WORK TO BE COMPLETED
What is needed is an exact copy of every entry.

TASK MATERIAL
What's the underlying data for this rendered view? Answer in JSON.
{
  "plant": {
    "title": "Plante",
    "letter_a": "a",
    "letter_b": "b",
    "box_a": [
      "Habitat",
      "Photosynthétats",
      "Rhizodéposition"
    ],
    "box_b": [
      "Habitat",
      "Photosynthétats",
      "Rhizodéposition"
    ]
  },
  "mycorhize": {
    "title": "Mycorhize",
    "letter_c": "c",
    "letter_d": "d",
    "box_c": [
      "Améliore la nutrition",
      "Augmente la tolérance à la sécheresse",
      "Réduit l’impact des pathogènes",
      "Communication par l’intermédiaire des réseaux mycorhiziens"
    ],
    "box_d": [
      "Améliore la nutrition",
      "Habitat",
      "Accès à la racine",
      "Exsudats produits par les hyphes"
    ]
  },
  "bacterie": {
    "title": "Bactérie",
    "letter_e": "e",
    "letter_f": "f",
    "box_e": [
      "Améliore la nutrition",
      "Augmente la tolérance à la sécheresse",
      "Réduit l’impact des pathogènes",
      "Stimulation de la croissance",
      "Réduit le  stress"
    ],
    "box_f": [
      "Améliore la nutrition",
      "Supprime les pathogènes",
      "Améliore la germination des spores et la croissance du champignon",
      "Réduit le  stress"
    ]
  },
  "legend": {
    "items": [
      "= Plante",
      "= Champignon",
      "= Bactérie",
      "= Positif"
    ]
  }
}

EXERCISE OUTPUT
What's the underlying data for this rendered view? Answer in JSON.
{
  "plant": {
    "title": "Plante",
    "letter_a": "a",
    "letter_b": "b",
    "box_a": [
      "Habitat",
      "Photosynthétats",
      "Rhizodéposition"
    ],
    "box_b": [
      "Habitat",
      "Photosynthétats",
      "Rhizodéposition"
    ]
  },
  "mycorhize": {
    "title": "Mycorhize",
    "letter_c": "c",
    "letter_d": "d",
    "box_c": [
      "Améliore la nutrition",
      "Augmente la tolérance à la sécheresse",
      "Réduit l’impact des pathogènes",
      "Communication par l’intermédiaire des réseaux mycorhiziens"
    ],
    "box_d": [
      "Améliore la nutrition",
      "Habitat",
      "Accès à la racine",
      "Exsudats produits par les hyphes"
    ]
  },
  "bacterie": {
    "title": "Bactérie",
    "letter_e": "e",
    "letter_f": "f",
    "box_e": [
      "Améliore la nutrition",
      "Augmente la tolérance à la sécheresse",
      "Réduit l’impact des pathogènes",
      "Stimulation de la croissance",
      "Réduit le  stress"
    ],
    "box_f": [
      "Améliore la nutrition",
      "Supprime les pathogènes",
      "Améliore la germination des spores et la croissance du champignon",
      "Réduit le  stress"
    ]
  },
  "legend": {
    "items": [
      "= Plante",
      "= Champignon",
      "= Bactérie",
      "= Positif"
    ]
  }
}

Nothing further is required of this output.